** Short task **
Lay out the lines as a Markdown table with the columns "Row" and "Line", skipping any blank lines. Start with the line containing "ground-dot [774, 1009, 781, 1016]" and go on through the line containing "refer-ground-line: REFER TO [510, 956, 547, 966]", and include only those lines.

** Coordinate annotation lines **
§ §
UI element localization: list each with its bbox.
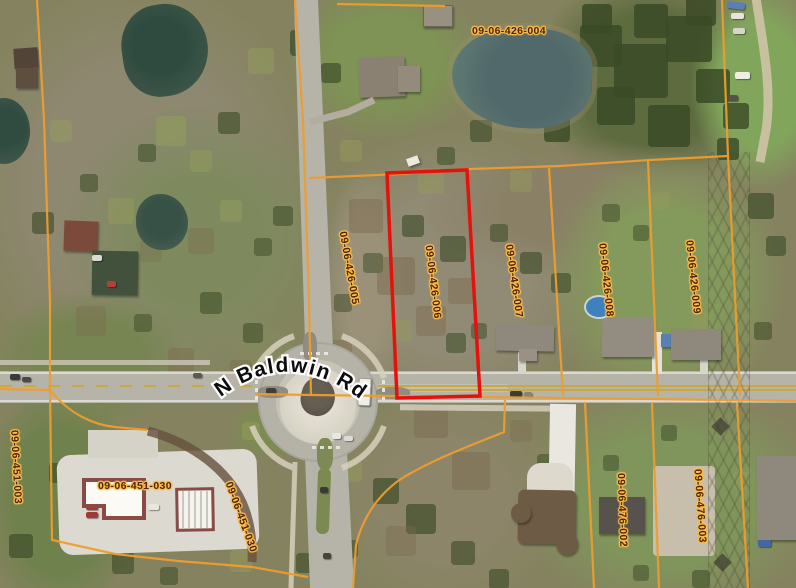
house-lobe xyxy=(511,503,531,523)
south-leg-median xyxy=(316,468,331,534)
pump-island xyxy=(86,504,98,510)
splitter-island xyxy=(303,332,317,362)
vehicle xyxy=(344,436,353,441)
center-line xyxy=(0,385,256,387)
vehicle xyxy=(758,540,771,547)
vehicle xyxy=(193,373,202,378)
house-wing xyxy=(398,66,420,92)
vehicle xyxy=(266,388,276,394)
crosswalk xyxy=(300,352,328,355)
pump-island xyxy=(86,512,98,518)
vehicle xyxy=(510,391,522,397)
powerline-corridor xyxy=(708,152,750,588)
vehicle xyxy=(92,255,102,261)
house-wing xyxy=(519,349,537,361)
crosswalk xyxy=(312,446,340,449)
vehicle xyxy=(733,28,745,34)
truck xyxy=(357,378,371,407)
house-lobe xyxy=(556,533,578,555)
sidewalk xyxy=(0,360,210,365)
house xyxy=(671,329,721,360)
house xyxy=(16,68,38,88)
gas-station-apron xyxy=(88,430,158,458)
road-edge-line xyxy=(0,372,796,374)
crosswalk xyxy=(255,380,258,400)
house xyxy=(13,47,38,69)
vehicle xyxy=(323,553,331,559)
vehicle xyxy=(107,281,116,287)
splitter-island xyxy=(317,438,333,470)
parcel-label: 09-06-476-002 xyxy=(615,473,630,547)
vehicle xyxy=(320,487,328,493)
vehicle xyxy=(731,13,744,19)
vehicle xyxy=(22,377,31,382)
trailer xyxy=(524,392,532,397)
pond xyxy=(136,194,188,250)
shed xyxy=(423,5,453,27)
vehicle xyxy=(10,374,20,380)
house xyxy=(496,324,554,351)
scrub-texture xyxy=(0,0,2,2)
pond xyxy=(449,24,594,131)
parcel-label: 09-06-426-004 xyxy=(472,25,546,37)
house xyxy=(757,456,796,540)
vehicle xyxy=(332,433,341,439)
vehicle xyxy=(728,95,738,101)
crosswalk xyxy=(382,380,385,400)
road-edge-line xyxy=(0,400,796,402)
aerial-map-canvas[interactable]: N Baldwin Rd 09-06-426-004 09-06-426-005… xyxy=(0,0,796,588)
trailer xyxy=(735,72,750,79)
vehicle xyxy=(148,504,159,510)
house xyxy=(602,317,654,357)
parcel-label: 09-06-451-030 xyxy=(98,480,172,492)
house xyxy=(63,220,98,251)
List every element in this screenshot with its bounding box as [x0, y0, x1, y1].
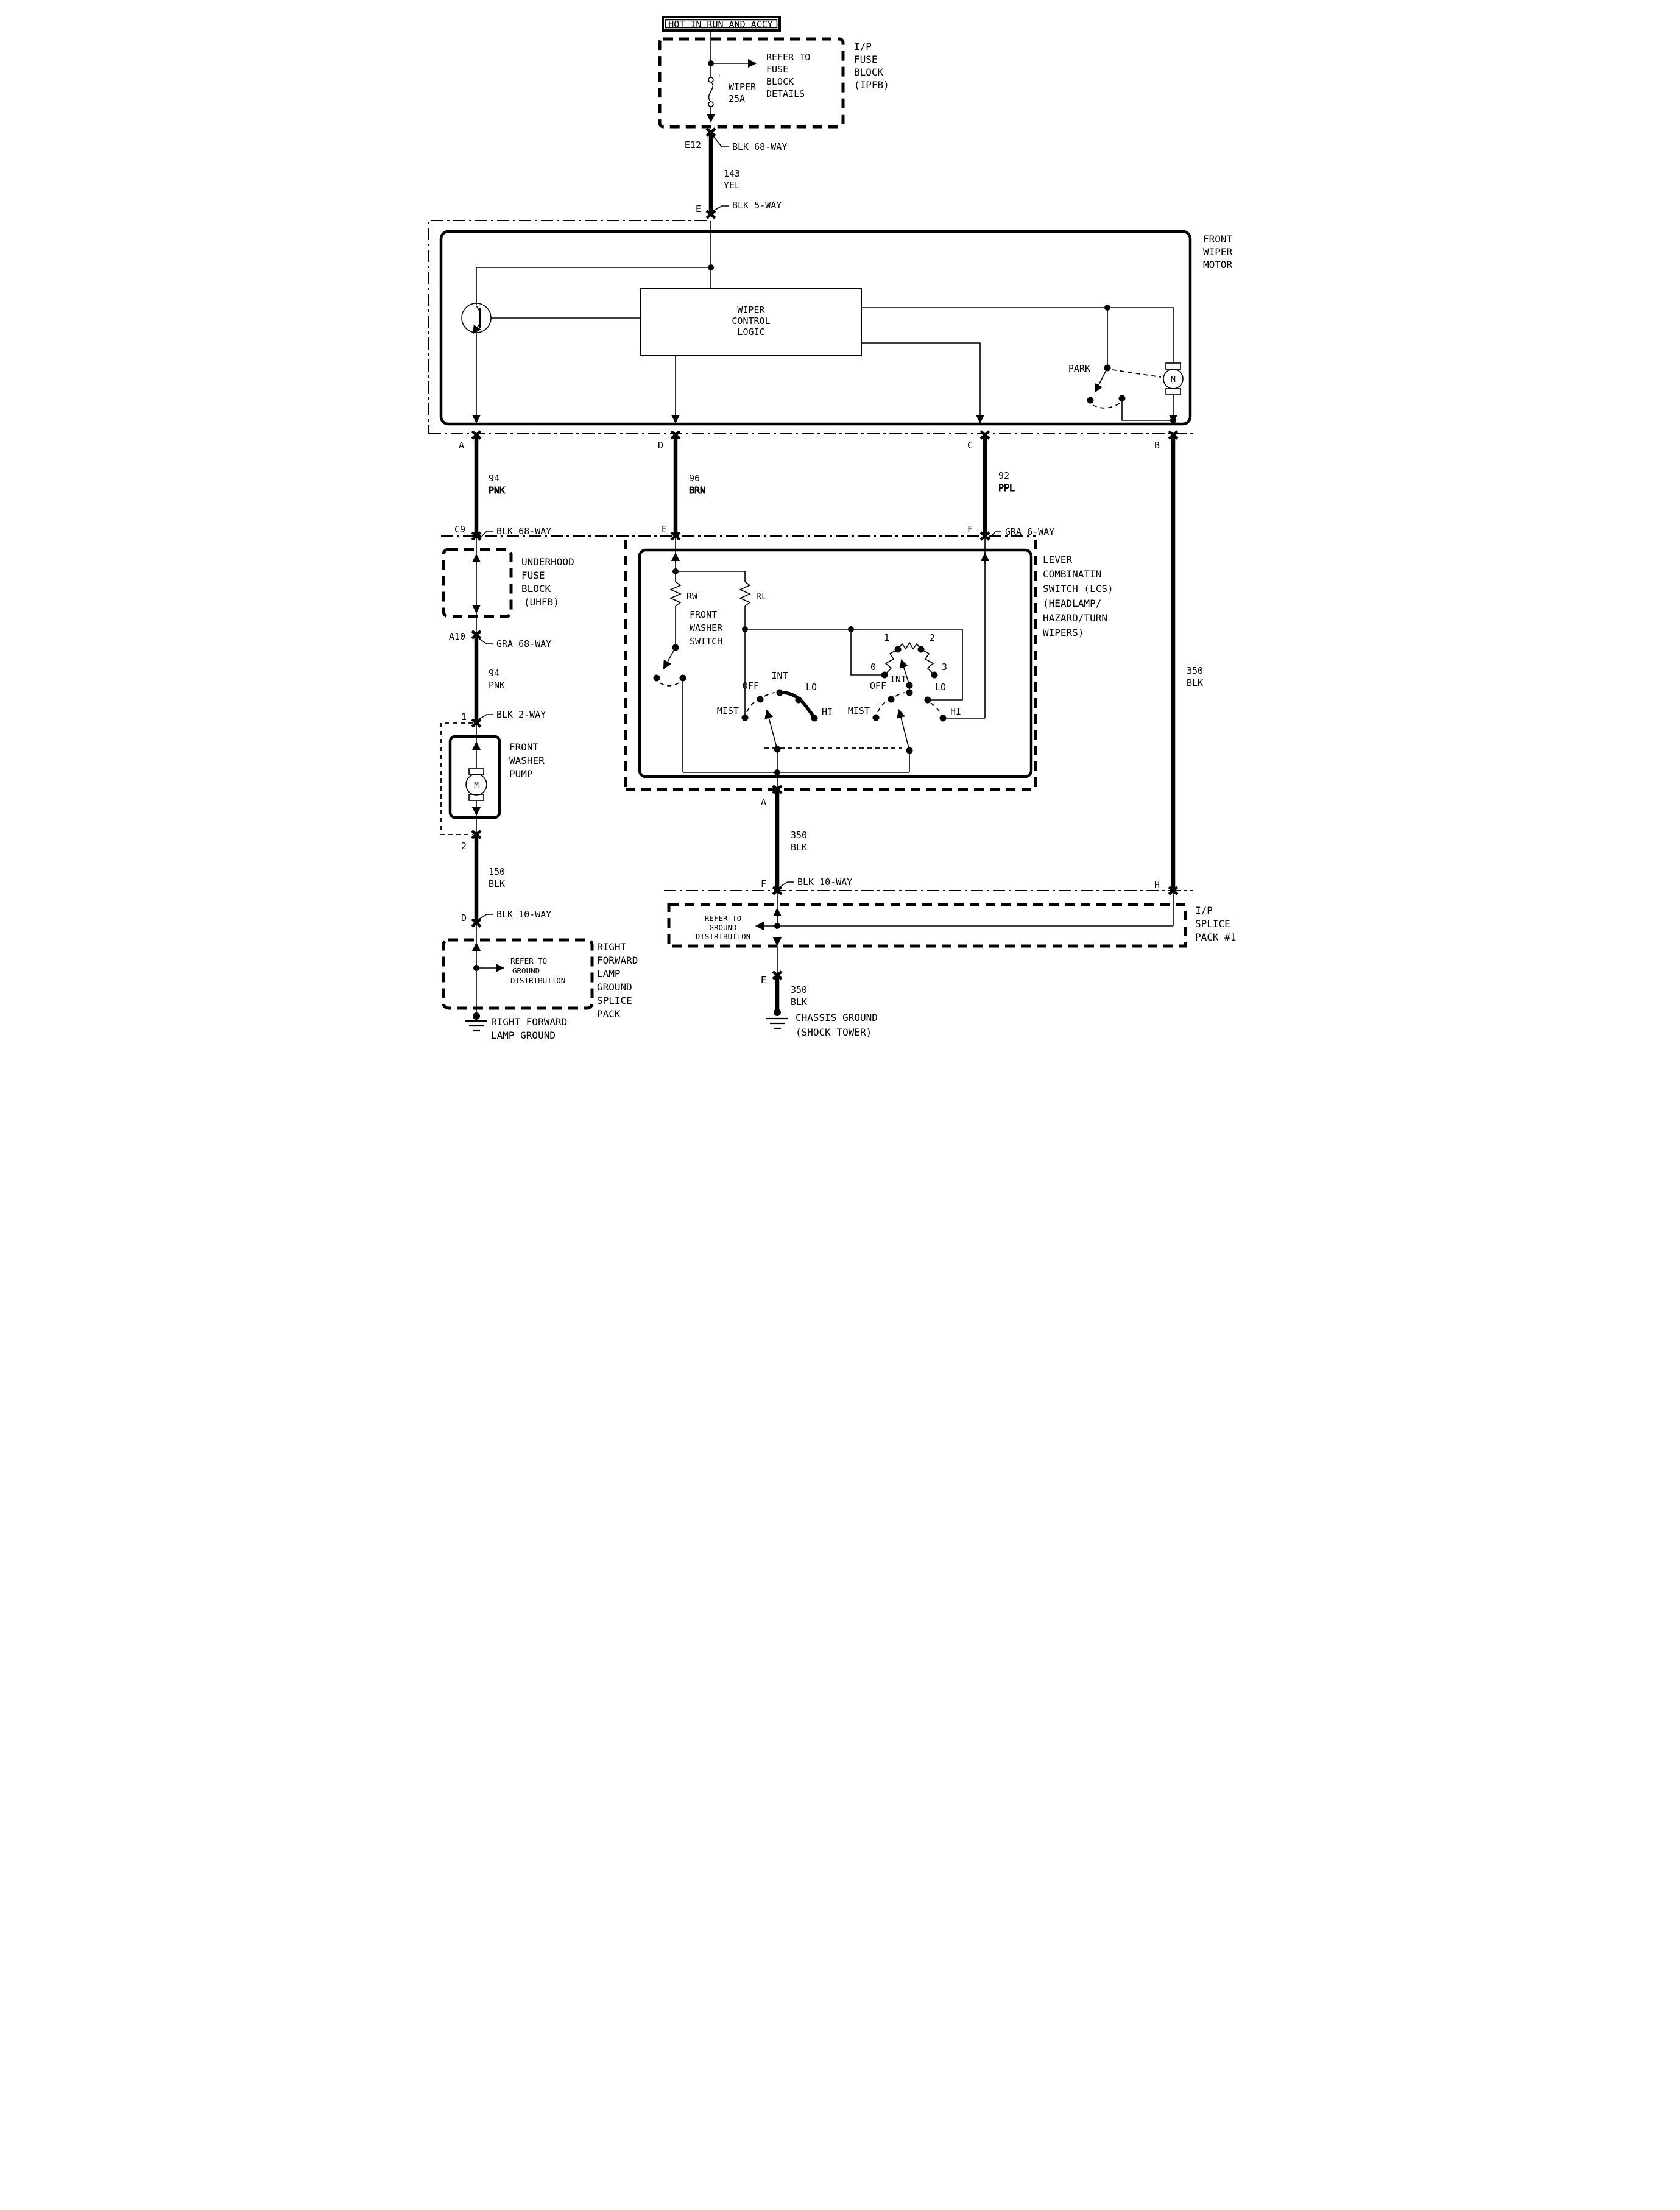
ground-dot [774, 1009, 781, 1016]
wire-color: BLK [489, 878, 505, 889]
pin-label: A10 [448, 631, 465, 642]
wire-92-ppl: 92 PPL [981, 431, 1015, 540]
switch-name-line: WASHER [690, 623, 723, 634]
pump-outline [450, 736, 499, 817]
pin-label: E [760, 975, 766, 986]
component-name-line: SWITCH (LCS) [1043, 583, 1114, 595]
front-washer-pump: M FRONT WASHER PUMP 2 [441, 723, 545, 852]
ipfb-name-line: FUSE [854, 54, 878, 65]
switch-contact-lo [924, 697, 931, 704]
motor-internal-wiring [476, 221, 1173, 420]
wire-gauge: 96 [689, 473, 700, 484]
connector-type: BLK 68-WAY [496, 526, 551, 537]
component-name-line: FRONT [509, 741, 539, 753]
brush-block [1166, 363, 1181, 369]
front-wiper-wiring-diagram: HOT IN RUN AND ACCY REFER TO FUSE BLOCK … [420, 0, 1260, 1105]
refer-ground-line: REFER TO [510, 956, 547, 966]
park-contact [1118, 395, 1125, 402]
rflg-splice-pack: REFER TO GROUND DISTRIBUTION RIGHT FORWA… [443, 923, 638, 1041]
position-label: OFF [742, 680, 758, 691]
junction-dot [708, 60, 714, 66]
connector-type: BLK 2-WAY [496, 709, 546, 720]
pin-label: 2 [461, 841, 466, 852]
lcs-harness-outline [626, 540, 1036, 789]
wiring-diagram-page: HOT IN RUN AND ACCY REFER TO FUSE BLOCK … [420, 0, 1260, 1105]
component-name-line: HAZARD/TURN [1043, 612, 1107, 624]
component-name-line: WIPERS) [1043, 627, 1084, 638]
refer-ground-line: REFER TO [704, 914, 741, 923]
pin-label: E [695, 203, 701, 214]
connector-leader [479, 638, 493, 644]
switch-name-line: SWITCH [690, 636, 722, 647]
pot-position: 0 [870, 662, 875, 673]
connector-type: GRA 6-WAY [1005, 526, 1054, 537]
wire-143-yel: E12 BLK 68-WAY 143 YEL E BLK 5-WAY [684, 129, 786, 218]
pin-label: A [458, 440, 464, 451]
position-label: HI [822, 707, 833, 718]
component-name-line: UNDERHOOD [521, 556, 574, 568]
pin-label: F [967, 524, 972, 535]
component-name-line: GROUND [597, 981, 632, 993]
logic-label-line: CONTROL [732, 316, 770, 327]
junction-dot [742, 626, 748, 632]
component-name-line: MOTOR [1203, 259, 1233, 270]
junction-dot [774, 923, 780, 929]
ground-name-line: CHASSIS GROUND [796, 1012, 878, 1023]
component-name-line: WASHER [509, 755, 545, 766]
park-switch-arm [1095, 368, 1107, 392]
wire-350-blk-center: 350 BLK F BLK 10-WAY [760, 789, 852, 894]
wiper-motor-outline [441, 231, 1190, 424]
switch-shorting-arc [780, 693, 814, 718]
ground-symbol-icon [766, 1009, 788, 1028]
wire-color: PNK [489, 485, 505, 496]
pot-position: 3 [942, 662, 947, 673]
component-name-line: SPLICE [597, 995, 632, 1006]
transistor-icon [462, 303, 641, 333]
resistor-zigzag [671, 582, 680, 606]
banner-label: HOT IN RUN AND ACCY [668, 19, 773, 30]
ground-name-line: RIGHT FORWARD [491, 1016, 567, 1028]
wire-gauge: 350 [791, 984, 807, 995]
harness-boundary [429, 221, 707, 434]
junction-dot [848, 626, 854, 632]
connector-type: GRA 68-WAY [496, 638, 551, 649]
switch-contact-hi [939, 715, 946, 722]
pot-position: 1 [883, 632, 889, 643]
switch-arm-arrow [664, 648, 676, 668]
refer-fuse-line: DETAILS [766, 88, 805, 99]
connector-leader [780, 882, 794, 887]
refer-ground-line: DISTRIBUTION [510, 976, 565, 985]
ground-symbol-icon [465, 1012, 487, 1031]
position-label: LO [806, 682, 817, 693]
pin-label: C9 [454, 524, 465, 535]
pump-motor-icon: M [466, 769, 487, 800]
component-name-line: PACK #1 [1195, 931, 1236, 943]
switch-name-line: FRONT [690, 609, 717, 620]
switch-contact-mist [872, 715, 879, 721]
park-label: PARK [1068, 363, 1090, 374]
ground-name-line: LAMP GROUND [491, 1029, 556, 1041]
component-name-line: FRONT [1203, 233, 1233, 245]
pin-label: H [1154, 880, 1159, 891]
front-wiper-motor: FRONT WIPER MOTOR WIPER CONTROL LOGIC PA… [441, 221, 1233, 424]
junction-dot [672, 568, 679, 574]
junction-dot [774, 769, 780, 775]
refer-ground-line: GROUND [512, 966, 540, 975]
connector-leader [713, 136, 729, 147]
component-name-line: WIPER [1203, 246, 1233, 258]
component-name-line: SPLICE [1195, 918, 1230, 930]
logic-label-line: WIPER [737, 305, 765, 316]
fuse-name: WIPER [729, 82, 757, 93]
refer-ground-line: DISTRIBUTION [695, 932, 750, 941]
pot-position: 2 [930, 632, 935, 643]
motor-letter: M [474, 780, 479, 789]
position-label: MIST [716, 705, 738, 716]
connector-leader [479, 914, 493, 919]
resistor-rw-icon: RW [671, 582, 698, 606]
wire-gauge: 92 [998, 470, 1009, 481]
pin-label: E12 [684, 139, 701, 150]
pin-label: F [760, 878, 766, 889]
wire-350-blk-right: 350 BLK H [1154, 431, 1202, 894]
wire-96-brn: 96 BRN [671, 431, 705, 540]
motor-letter: M [1171, 375, 1176, 384]
position-label: INT [889, 674, 906, 685]
wire-color: BLK [791, 997, 807, 1008]
component-name-line: FORWARD [597, 955, 638, 966]
wire-color: BLK [1187, 677, 1203, 688]
pin-label: A [760, 797, 766, 808]
position-label: MIST [847, 705, 869, 716]
refer-fuse-line: REFER TO [766, 52, 810, 63]
component-name-line: PUMP [509, 768, 533, 780]
uhfb-outline [443, 549, 511, 616]
position-label: LO [935, 682, 946, 693]
pin-label: D [657, 440, 663, 451]
lcs-outline [640, 550, 1031, 777]
power-source-banner: HOT IN RUN AND ACCY [663, 17, 780, 30]
component-name-line: I/P [1195, 905, 1213, 916]
component-name-line: LEVER [1043, 554, 1073, 565]
switch-contact-arc [660, 682, 680, 686]
fuse-terminal [708, 77, 713, 82]
potentiometer-zigzag [884, 643, 934, 675]
ip-splice-pack: REFER TO GROUND DISTRIBUTION I/P SPLICE … [669, 891, 1236, 986]
pot-contact [894, 646, 901, 653]
component-name-line: BLOCK [521, 583, 551, 595]
front-washer-switch: FRONT WASHER SWITCH [653, 609, 723, 686]
underhood-fuse-block: C9 BLK 68-WAY UNDERHOOD FUSE BLOCK (UHFB… [443, 524, 574, 634]
position-label: HI [950, 706, 961, 717]
position-label: INT [771, 670, 788, 681]
pot-contact [917, 646, 924, 653]
motor-armature-icon: M [1163, 363, 1183, 395]
switch-contact-int [906, 690, 912, 696]
wire-color: YEL [724, 180, 740, 191]
wire-94-pnk: 94 PNK [472, 431, 505, 540]
pot-contact [881, 672, 888, 679]
wire-gauge: 143 [724, 168, 740, 179]
junction-dot [473, 965, 479, 971]
wire-gauge: 94 [489, 668, 499, 679]
junction-dot [1104, 305, 1110, 311]
position-label: OFF [869, 680, 886, 691]
motor-pin-row: A D C B [458, 440, 1159, 451]
ipfb-name-line: I/P [854, 41, 872, 52]
park-contact [1087, 397, 1093, 404]
fuse-plus: + [717, 71, 722, 80]
component-name-line: (UHFB) [524, 596, 559, 608]
lcs-internal-wiring [676, 538, 985, 789]
chassis-ground-run: 350 BLK CHASSIS GROUND (SHOCK TOWER) [766, 975, 878, 1038]
wire-150-blk: 150 BLK D BLK 10-WAY [461, 835, 551, 927]
connector-type: BLK 68-WAY [732, 141, 787, 152]
pin-label: C [967, 440, 972, 451]
pin-label: E [661, 524, 666, 535]
component-name-line: PACK [597, 1008, 621, 1020]
component-name-line: (HEADLAMP/ [1043, 598, 1101, 609]
wire-gauge: 350 [1187, 665, 1203, 676]
wire-color: BRN [689, 485, 705, 496]
connector-type: BLK 10-WAY [797, 877, 852, 888]
wire-color: PNK [489, 680, 505, 691]
connector-type: BLK 5-WAY [732, 200, 782, 211]
refer-fuse-line: BLOCK [766, 76, 794, 87]
component-name-line: FUSE [521, 570, 545, 581]
brush-block [1166, 389, 1181, 395]
switch-contact-off [757, 696, 763, 703]
pin-label: B [1154, 440, 1159, 451]
pin-label: D [461, 913, 466, 923]
component-name-line: LAMP [597, 968, 621, 980]
park-contact-arc [1093, 403, 1120, 408]
lever-combination-switch: E F GRA 6-WAY LEVER COMBINATIN SWITCH (L… [626, 524, 1114, 808]
pin-label: 1 [461, 711, 466, 722]
ground-dot [473, 1012, 480, 1020]
ground-name-line: (SHOCK TOWER) [796, 1026, 872, 1038]
pot-contact [931, 672, 937, 679]
ipfb-name-line: BLOCK [854, 66, 884, 78]
connector-leader [479, 715, 493, 719]
junction-dot [708, 264, 714, 270]
fuse-element [708, 82, 713, 102]
wire-94-pnk-lower: A10 GRA 68-WAY 94 PNK 1 BLK 2-WAY [448, 631, 551, 727]
component-name-line: COMBINATIN [1043, 568, 1101, 580]
logic-label-line: LOGIC [737, 327, 764, 337]
resistor-label: RL [756, 591, 767, 602]
switch-wiper-arrow [899, 710, 909, 750]
switch-wiper-arrow [767, 711, 777, 749]
wire-gauge: 150 [489, 866, 505, 877]
fuse-icon [708, 77, 713, 107]
switch-contact-off [888, 696, 894, 703]
wiper-mode-switch-left: MIST OFF INT LO HI [716, 670, 832, 753]
fuse-terminal [708, 102, 713, 107]
switch-contact-mist [741, 715, 748, 721]
wiper-mode-switch-right: MIST OFF INT LO HI [847, 674, 961, 754]
wire-gauge: 94 [489, 473, 499, 484]
ipfb-name-line: (IPFB) [854, 79, 889, 91]
wire-gauge: 350 [791, 830, 807, 841]
wiper-control-logic: WIPER CONTROL LOGIC [641, 288, 861, 356]
wire-color: BLK [791, 842, 807, 853]
refer-ground-line: GROUND [709, 923, 736, 932]
resistor-zigzag [740, 582, 750, 606]
wire-color: PPL [998, 482, 1015, 493]
resistor-rl-icon: RL [740, 582, 767, 606]
resistor-label: RW [686, 591, 698, 602]
refer-fuse-line: FUSE [766, 64, 788, 75]
fuse-rating: 25A [729, 93, 745, 104]
connector-type: BLK 10-WAY [496, 909, 551, 920]
component-name-line: RIGHT [597, 941, 627, 953]
switch-contact [653, 675, 660, 682]
park-mechanical-link [1112, 370, 1161, 377]
switch-contact [679, 675, 686, 682]
park-switch: PARK [1068, 363, 1160, 408]
connector-leader [713, 206, 729, 211]
ip-fuse-block: REFER TO FUSE BLOCK DETAILS + WIPER 25A … [660, 30, 889, 127]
§ §
** Full output **
| Row | Line |
|---|---|
| 1 | ground-dot [774, 1009, 781, 1016] |
| 2 | wire-color: BLK [489, 878, 505, 889] |
| 3 | pin-label: A10 [448, 631, 465, 642] |
| 4 | wire-92-ppl: 92 PPL [981, 431, 1015, 540] |
| 5 | switch-name-line: WASHER [690, 623, 723, 634] |
| 6 | pump-outline [450, 736, 499, 817] |
| 7 | pin-label: E [760, 975, 766, 986] |
| 8 | component-name-line: SWITCH (LCS) [1043, 583, 1114, 595] |
| 9 | front-washer-pump: M FRONT WASHER PUMP 2 [441, 723, 545, 852] |
| 10 | ipfb-name-line: FUSE [854, 54, 878, 65] |
| 11 | switch-contact-lo [924, 697, 931, 704] |
| 12 | motor-internal-wiring [476, 221, 1173, 420] |
| 13 | wire-gauge: 96 [689, 473, 700, 484] |
| 14 | connector-type: BLK 68-WAY [496, 526, 551, 537] |
| 15 | component-name-line: FRONT [509, 741, 539, 753] |
| 16 | brush-block [1166, 363, 1181, 369] |
| 17 | front-wiper-wiring-diagram: HOT IN RUN AND ACCY REFER TO FUSE BLOCK … [420, 0, 1260, 1105] |
| 18 | refer-ground-line: REFER TO [510, 956, 547, 966] |